Given task:
All the data below goes into the copy word for word, but the pictures don't.

Data items:

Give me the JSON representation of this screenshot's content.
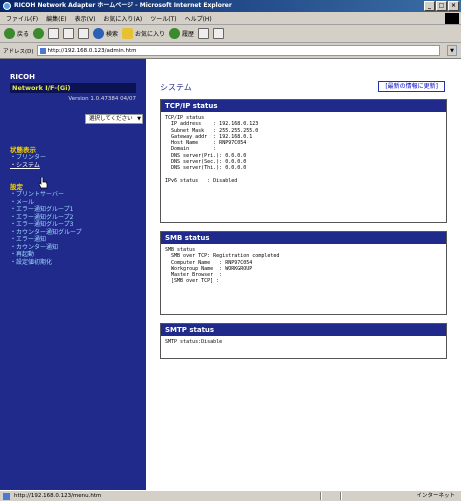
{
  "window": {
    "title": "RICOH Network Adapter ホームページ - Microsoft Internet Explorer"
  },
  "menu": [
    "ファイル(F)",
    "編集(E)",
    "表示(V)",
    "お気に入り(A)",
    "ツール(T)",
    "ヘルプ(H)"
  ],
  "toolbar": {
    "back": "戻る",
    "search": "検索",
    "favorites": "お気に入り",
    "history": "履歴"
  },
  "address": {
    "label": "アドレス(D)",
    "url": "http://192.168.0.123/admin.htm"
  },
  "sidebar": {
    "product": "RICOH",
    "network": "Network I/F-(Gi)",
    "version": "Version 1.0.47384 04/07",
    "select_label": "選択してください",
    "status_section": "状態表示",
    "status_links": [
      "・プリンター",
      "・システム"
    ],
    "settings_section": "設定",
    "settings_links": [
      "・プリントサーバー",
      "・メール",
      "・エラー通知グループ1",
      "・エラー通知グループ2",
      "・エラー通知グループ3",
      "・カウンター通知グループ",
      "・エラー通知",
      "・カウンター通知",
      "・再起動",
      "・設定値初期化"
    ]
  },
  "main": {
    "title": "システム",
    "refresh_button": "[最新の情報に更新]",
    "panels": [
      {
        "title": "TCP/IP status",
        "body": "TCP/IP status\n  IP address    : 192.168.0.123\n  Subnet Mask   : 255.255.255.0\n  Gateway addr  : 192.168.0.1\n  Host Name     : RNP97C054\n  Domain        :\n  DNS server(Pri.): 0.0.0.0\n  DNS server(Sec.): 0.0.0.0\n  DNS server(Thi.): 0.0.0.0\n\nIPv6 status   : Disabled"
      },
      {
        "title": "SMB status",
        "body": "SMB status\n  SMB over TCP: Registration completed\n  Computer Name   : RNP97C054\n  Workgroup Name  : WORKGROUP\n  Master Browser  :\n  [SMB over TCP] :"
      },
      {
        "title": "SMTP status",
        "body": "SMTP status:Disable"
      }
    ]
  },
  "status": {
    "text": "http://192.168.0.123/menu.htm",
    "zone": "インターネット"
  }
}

Answer to the problem:
Give me the JSON representation of this screenshot's content.
{
  "window": {
    "title": "RICOH Network Adapter ホームページ - Microsoft Internet Explorer"
  },
  "menu": [
    "ファイル(F)",
    "編集(E)",
    "表示(V)",
    "お気に入り(A)",
    "ツール(T)",
    "ヘルプ(H)"
  ],
  "toolbar": {
    "back": "戻る",
    "search": "検索",
    "favorites": "お気に入り",
    "history": "履歴"
  },
  "address": {
    "label": "アドレス(D)",
    "url": "http://192.168.0.123/admin.htm"
  },
  "sidebar": {
    "product": "RICOH",
    "network": "Network I/F-(Gi)",
    "version": "Version 1.0.47384 04/07",
    "select_label": "選択してください",
    "status_section": "状態表示",
    "status_links": [
      "・プリンター",
      "・システム"
    ],
    "settings_section": "設定",
    "settings_links": [
      "・プリントサーバー",
      "・メール",
      "・エラー通知グループ1",
      "・エラー通知グループ2",
      "・エラー通知グループ3",
      "・カウンター通知グループ",
      "・エラー通知",
      "・カウンター通知",
      "・再起動",
      "・設定値初期化"
    ]
  },
  "main": {
    "title": "システム",
    "refresh_button": "[最新の情報に更新]",
    "panels": [
      {
        "title": "TCP/IP status",
        "body": "TCP/IP status\n  IP address    : 192.168.0.123\n  Subnet Mask   : 255.255.255.0\n  Gateway addr  : 192.168.0.1\n  Host Name     : RNP97C054\n  Domain        :\n  DNS server(Pri.): 0.0.0.0\n  DNS server(Sec.): 0.0.0.0\n  DNS server(Thi.): 0.0.0.0\n\nIPv6 status   : Disabled"
      },
      {
        "title": "SMB status",
        "body": "SMB status\n  SMB over TCP: Registration completed\n  Computer Name   : RNP97C054\n  Workgroup Name  : WORKGROUP\n  Master Browser  :\n  [SMB over TCP] :"
      },
      {
        "title": "SMTP status",
        "body": "SMTP status:Disable"
      }
    ]
  },
  "status": {
    "text": "http://192.168.0.123/menu.htm",
    "zone": "インターネット"
  }
}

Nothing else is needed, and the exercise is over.